(TASK DATA Opens)
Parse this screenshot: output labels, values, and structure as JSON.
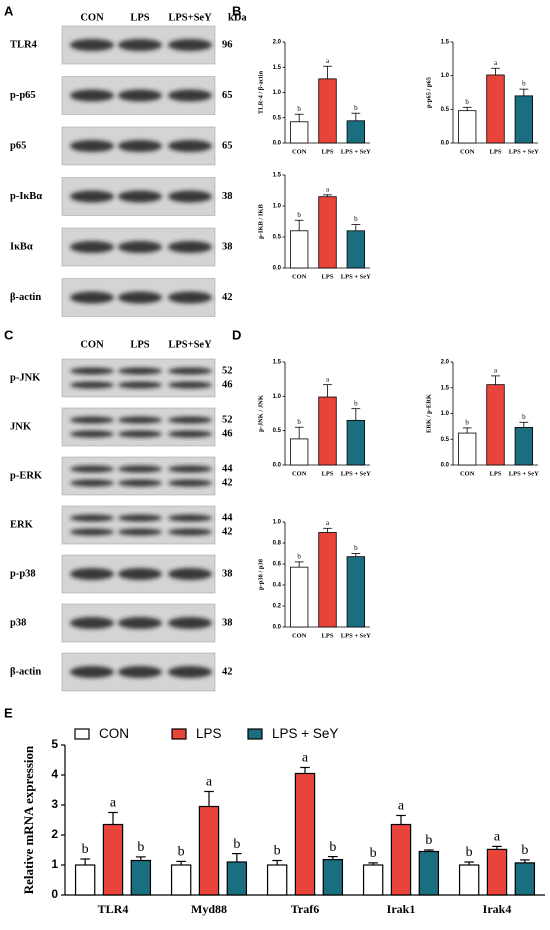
{
  "panel_labels": [
    "A",
    "B",
    "C",
    "D",
    "E"
  ],
  "blots": [
    {
      "lanes": [
        "CON",
        "LPS",
        "LPS+SeY"
      ],
      "unit": "kDa",
      "rows": [
        {
          "name": "TLR4",
          "kda": [
            "96"
          ]
        },
        {
          "name": "p-p65",
          "kda": [
            "65"
          ]
        },
        {
          "name": "p65",
          "kda": [
            "65"
          ]
        },
        {
          "name": "p-IκBα",
          "kda": [
            "38"
          ]
        },
        {
          "name": "IκBα",
          "kda": [
            "38"
          ]
        },
        {
          "name": "β-actin",
          "kda": [
            "42"
          ]
        }
      ]
    },
    {
      "lanes": [
        "CON",
        "LPS",
        "LPS+SeY"
      ],
      "rows": [
        {
          "name": "p-JNK",
          "kda": [
            "52",
            "46"
          ]
        },
        {
          "name": "JNK",
          "kda": [
            "52",
            "46"
          ]
        },
        {
          "name": "p-ERK",
          "kda": [
            "44",
            "42"
          ]
        },
        {
          "name": "ERK",
          "kda": [
            "44",
            "42"
          ]
        },
        {
          "name": "p-p38",
          "kda": [
            "38"
          ]
        },
        {
          "name": "p38",
          "kda": [
            "38"
          ]
        },
        {
          "name": "β-actin",
          "kda": [
            "42"
          ]
        }
      ]
    }
  ],
  "chart_data": [
    {
      "type": "bar",
      "ylabel": "TLR-4 / β-actin",
      "categories": [
        "CON",
        "LPS",
        "LPS + SeY"
      ],
      "colors": [
        "#ffffff",
        "#e8443a",
        "#1a6e80"
      ],
      "values": [
        0.42,
        1.27,
        0.44
      ],
      "errors": [
        0.15,
        0.25,
        0.15
      ],
      "letters": [
        "b",
        "a",
        "b"
      ],
      "ylim": [
        0,
        2
      ],
      "yticks": [
        {
          "value": 0,
          "label": "0.0"
        },
        {
          "value": 0.5,
          "label": "0.5"
        },
        {
          "value": 1,
          "label": "1.0"
        },
        {
          "value": 1.5,
          "label": "1.5"
        },
        {
          "value": 2,
          "label": "2.0"
        }
      ]
    },
    {
      "type": "bar",
      "ylabel": "p-p65 / p65",
      "categories": [
        "CON",
        "LPS",
        "LPS + SeY"
      ],
      "colors": [
        "#ffffff",
        "#e8443a",
        "#1a6e80"
      ],
      "values": [
        0.48,
        1.01,
        0.7
      ],
      "errors": [
        0.05,
        0.1,
        0.1
      ],
      "letters": [
        "b",
        "a",
        "b"
      ],
      "ylim": [
        0,
        1.5
      ],
      "yticks": [
        {
          "value": 0,
          "label": "0.0"
        },
        {
          "value": 0.5,
          "label": "0.5"
        },
        {
          "value": 1,
          "label": "1.0"
        },
        {
          "value": 1.5,
          "label": "1.5"
        }
      ]
    },
    {
      "type": "bar",
      "ylabel": "p-IKB / IKB",
      "categories": [
        "CON",
        "LPS",
        "LPS + SeY"
      ],
      "colors": [
        "#ffffff",
        "#e8443a",
        "#1a6e80"
      ],
      "values": [
        0.6,
        1.15,
        0.6
      ],
      "errors": [
        0.17,
        0.03,
        0.1
      ],
      "letters": [
        "b",
        "a",
        "b"
      ],
      "ylim": [
        0,
        1.5
      ],
      "yticks": [
        {
          "value": 0,
          "label": "0.0"
        },
        {
          "value": 0.5,
          "label": "0.5"
        },
        {
          "value": 1,
          "label": "1.0"
        },
        {
          "value": 1.5,
          "label": "1.5"
        }
      ]
    },
    {
      "type": "bar",
      "ylabel": "p-JNK / JNK",
      "categories": [
        "CON",
        "LPS",
        "LPS + SeY"
      ],
      "colors": [
        "#ffffff",
        "#e8443a",
        "#1a6e80"
      ],
      "values": [
        0.38,
        0.99,
        0.65
      ],
      "errors": [
        0.17,
        0.18,
        0.17
      ],
      "letters": [
        "b",
        "a",
        "b"
      ],
      "ylim": [
        0,
        1.5
      ],
      "yticks": [
        {
          "value": 0,
          "label": "0.0"
        },
        {
          "value": 0.5,
          "label": "0.5"
        },
        {
          "value": 1,
          "label": "1.0"
        },
        {
          "value": 1.5,
          "label": "1.5"
        }
      ]
    },
    {
      "type": "bar",
      "ylabel": "ERK / p-ERK",
      "categories": [
        "CON",
        "LPS",
        "LPS + SeY"
      ],
      "colors": [
        "#ffffff",
        "#e8443a",
        "#1a6e80"
      ],
      "values": [
        0.62,
        1.56,
        0.73
      ],
      "errors": [
        0.1,
        0.17,
        0.1
      ],
      "letters": [
        "b",
        "a",
        "b"
      ],
      "ylim": [
        0,
        2
      ],
      "yticks": [
        {
          "value": 0,
          "label": "0.0"
        },
        {
          "value": 0.5,
          "label": "0.5"
        },
        {
          "value": 1,
          "label": "1.0"
        },
        {
          "value": 1.5,
          "label": "1.5"
        },
        {
          "value": 2,
          "label": "2.0"
        }
      ]
    },
    {
      "type": "bar",
      "ylabel": "p-p38 / p38",
      "categories": [
        "CON",
        "LPS",
        "LPS + SeY"
      ],
      "colors": [
        "#ffffff",
        "#e8443a",
        "#1a6e80"
      ],
      "values": [
        0.57,
        0.9,
        0.67
      ],
      "errors": [
        0.05,
        0.04,
        0.03
      ],
      "letters": [
        "b",
        "a",
        "b"
      ],
      "ylim": [
        0,
        1
      ],
      "yticks": [
        {
          "value": 0,
          "label": "0.0"
        },
        0.2,
        0.4,
        0.6,
        0.8,
        {
          "value": 1,
          "label": "1.0"
        }
      ]
    },
    {
      "type": "grouped_bar",
      "ylabel": "Relative mRNA expression",
      "categories": [
        "TLR4",
        "Myd88",
        "Traf6",
        "Irak1",
        "Irak4"
      ],
      "series": [
        {
          "name": "CON",
          "color": "#ffffff",
          "values": [
            1,
            1,
            1,
            1,
            1
          ],
          "errors": [
            0.2,
            0.12,
            0.15,
            0.07,
            0.1
          ],
          "letters": [
            "b",
            "b",
            "b",
            "b",
            "b"
          ]
        },
        {
          "name": "LPS",
          "color": "#e8443a",
          "values": [
            2.35,
            2.95,
            4.05,
            2.35,
            1.52
          ],
          "errors": [
            0.4,
            0.5,
            0.2,
            0.3,
            0.1
          ],
          "letters": [
            "a",
            "a",
            "a",
            "a",
            "a"
          ]
        },
        {
          "name": "LPS + SeY",
          "color": "#1a6e80",
          "values": [
            1.15,
            1.1,
            1.18,
            1.45,
            1.07
          ],
          "errors": [
            0.12,
            0.28,
            0.1,
            0.05,
            0.1
          ],
          "letters": [
            "b",
            "b",
            "b",
            "b",
            "b"
          ]
        }
      ],
      "ylim": [
        0,
        5
      ],
      "yticks": [
        0,
        1,
        2,
        3,
        4,
        5
      ]
    }
  ]
}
(TASK DATA Closes)
#### TASK DESCRIPTION:
Leave the pictures out. Otherwise, output the listing above exactly.

#### RESPONSE TO THIS TASK:
Parse this screenshot: output labels, values, and structure as JSON.
{
  "panel_labels": [
    "A",
    "B",
    "C",
    "D",
    "E"
  ],
  "blots": [
    {
      "lanes": [
        "CON",
        "LPS",
        "LPS+SeY"
      ],
      "unit": "kDa",
      "rows": [
        {
          "name": "TLR4",
          "kda": [
            "96"
          ]
        },
        {
          "name": "p-p65",
          "kda": [
            "65"
          ]
        },
        {
          "name": "p65",
          "kda": [
            "65"
          ]
        },
        {
          "name": "p-IκBα",
          "kda": [
            "38"
          ]
        },
        {
          "name": "IκBα",
          "kda": [
            "38"
          ]
        },
        {
          "name": "β-actin",
          "kda": [
            "42"
          ]
        }
      ]
    },
    {
      "lanes": [
        "CON",
        "LPS",
        "LPS+SeY"
      ],
      "rows": [
        {
          "name": "p-JNK",
          "kda": [
            "52",
            "46"
          ]
        },
        {
          "name": "JNK",
          "kda": [
            "52",
            "46"
          ]
        },
        {
          "name": "p-ERK",
          "kda": [
            "44",
            "42"
          ]
        },
        {
          "name": "ERK",
          "kda": [
            "44",
            "42"
          ]
        },
        {
          "name": "p-p38",
          "kda": [
            "38"
          ]
        },
        {
          "name": "p38",
          "kda": [
            "38"
          ]
        },
        {
          "name": "β-actin",
          "kda": [
            "42"
          ]
        }
      ]
    }
  ],
  "chart_data": [
    {
      "type": "bar",
      "ylabel": "TLR-4 / β-actin",
      "categories": [
        "CON",
        "LPS",
        "LPS + SeY"
      ],
      "colors": [
        "#ffffff",
        "#e8443a",
        "#1a6e80"
      ],
      "values": [
        0.42,
        1.27,
        0.44
      ],
      "errors": [
        0.15,
        0.25,
        0.15
      ],
      "letters": [
        "b",
        "a",
        "b"
      ],
      "ylim": [
        0,
        2
      ],
      "yticks": [
        {
          "value": 0,
          "label": "0.0"
        },
        {
          "value": 0.5,
          "label": "0.5"
        },
        {
          "value": 1,
          "label": "1.0"
        },
        {
          "value": 1.5,
          "label": "1.5"
        },
        {
          "value": 2,
          "label": "2.0"
        }
      ]
    },
    {
      "type": "bar",
      "ylabel": "p-p65 / p65",
      "categories": [
        "CON",
        "LPS",
        "LPS + SeY"
      ],
      "colors": [
        "#ffffff",
        "#e8443a",
        "#1a6e80"
      ],
      "values": [
        0.48,
        1.01,
        0.7
      ],
      "errors": [
        0.05,
        0.1,
        0.1
      ],
      "letters": [
        "b",
        "a",
        "b"
      ],
      "ylim": [
        0,
        1.5
      ],
      "yticks": [
        {
          "value": 0,
          "label": "0.0"
        },
        {
          "value": 0.5,
          "label": "0.5"
        },
        {
          "value": 1,
          "label": "1.0"
        },
        {
          "value": 1.5,
          "label": "1.5"
        }
      ]
    },
    {
      "type": "bar",
      "ylabel": "p-IKB / IKB",
      "categories": [
        "CON",
        "LPS",
        "LPS + SeY"
      ],
      "colors": [
        "#ffffff",
        "#e8443a",
        "#1a6e80"
      ],
      "values": [
        0.6,
        1.15,
        0.6
      ],
      "errors": [
        0.17,
        0.03,
        0.1
      ],
      "letters": [
        "b",
        "a",
        "b"
      ],
      "ylim": [
        0,
        1.5
      ],
      "yticks": [
        {
          "value": 0,
          "label": "0.0"
        },
        {
          "value": 0.5,
          "label": "0.5"
        },
        {
          "value": 1,
          "label": "1.0"
        },
        {
          "value": 1.5,
          "label": "1.5"
        }
      ]
    },
    {
      "type": "bar",
      "ylabel": "p-JNK / JNK",
      "categories": [
        "CON",
        "LPS",
        "LPS + SeY"
      ],
      "colors": [
        "#ffffff",
        "#e8443a",
        "#1a6e80"
      ],
      "values": [
        0.38,
        0.99,
        0.65
      ],
      "errors": [
        0.17,
        0.18,
        0.17
      ],
      "letters": [
        "b",
        "a",
        "b"
      ],
      "ylim": [
        0,
        1.5
      ],
      "yticks": [
        {
          "value": 0,
          "label": "0.0"
        },
        {
          "value": 0.5,
          "label": "0.5"
        },
        {
          "value": 1,
          "label": "1.0"
        },
        {
          "value": 1.5,
          "label": "1.5"
        }
      ]
    },
    {
      "type": "bar",
      "ylabel": "ERK / p-ERK",
      "categories": [
        "CON",
        "LPS",
        "LPS + SeY"
      ],
      "colors": [
        "#ffffff",
        "#e8443a",
        "#1a6e80"
      ],
      "values": [
        0.62,
        1.56,
        0.73
      ],
      "errors": [
        0.1,
        0.17,
        0.1
      ],
      "letters": [
        "b",
        "a",
        "b"
      ],
      "ylim": [
        0,
        2
      ],
      "yticks": [
        {
          "value": 0,
          "label": "0.0"
        },
        {
          "value": 0.5,
          "label": "0.5"
        },
        {
          "value": 1,
          "label": "1.0"
        },
        {
          "value": 1.5,
          "label": "1.5"
        },
        {
          "value": 2,
          "label": "2.0"
        }
      ]
    },
    {
      "type": "bar",
      "ylabel": "p-p38 / p38",
      "categories": [
        "CON",
        "LPS",
        "LPS + SeY"
      ],
      "colors": [
        "#ffffff",
        "#e8443a",
        "#1a6e80"
      ],
      "values": [
        0.57,
        0.9,
        0.67
      ],
      "errors": [
        0.05,
        0.04,
        0.03
      ],
      "letters": [
        "b",
        "a",
        "b"
      ],
      "ylim": [
        0,
        1
      ],
      "yticks": [
        {
          "value": 0,
          "label": "0.0"
        },
        0.2,
        0.4,
        0.6,
        0.8,
        {
          "value": 1,
          "label": "1.0"
        }
      ]
    },
    {
      "type": "grouped_bar",
      "ylabel": "Relative mRNA expression",
      "categories": [
        "TLR4",
        "Myd88",
        "Traf6",
        "Irak1",
        "Irak4"
      ],
      "series": [
        {
          "name": "CON",
          "color": "#ffffff",
          "values": [
            1,
            1,
            1,
            1,
            1
          ],
          "errors": [
            0.2,
            0.12,
            0.15,
            0.07,
            0.1
          ],
          "letters": [
            "b",
            "b",
            "b",
            "b",
            "b"
          ]
        },
        {
          "name": "LPS",
          "color": "#e8443a",
          "values": [
            2.35,
            2.95,
            4.05,
            2.35,
            1.52
          ],
          "errors": [
            0.4,
            0.5,
            0.2,
            0.3,
            0.1
          ],
          "letters": [
            "a",
            "a",
            "a",
            "a",
            "a"
          ]
        },
        {
          "name": "LPS + SeY",
          "color": "#1a6e80",
          "values": [
            1.15,
            1.1,
            1.18,
            1.45,
            1.07
          ],
          "errors": [
            0.12,
            0.28,
            0.1,
            0.05,
            0.1
          ],
          "letters": [
            "b",
            "b",
            "b",
            "b",
            "b"
          ]
        }
      ],
      "ylim": [
        0,
        5
      ],
      "yticks": [
        0,
        1,
        2,
        3,
        4,
        5
      ]
    }
  ]
}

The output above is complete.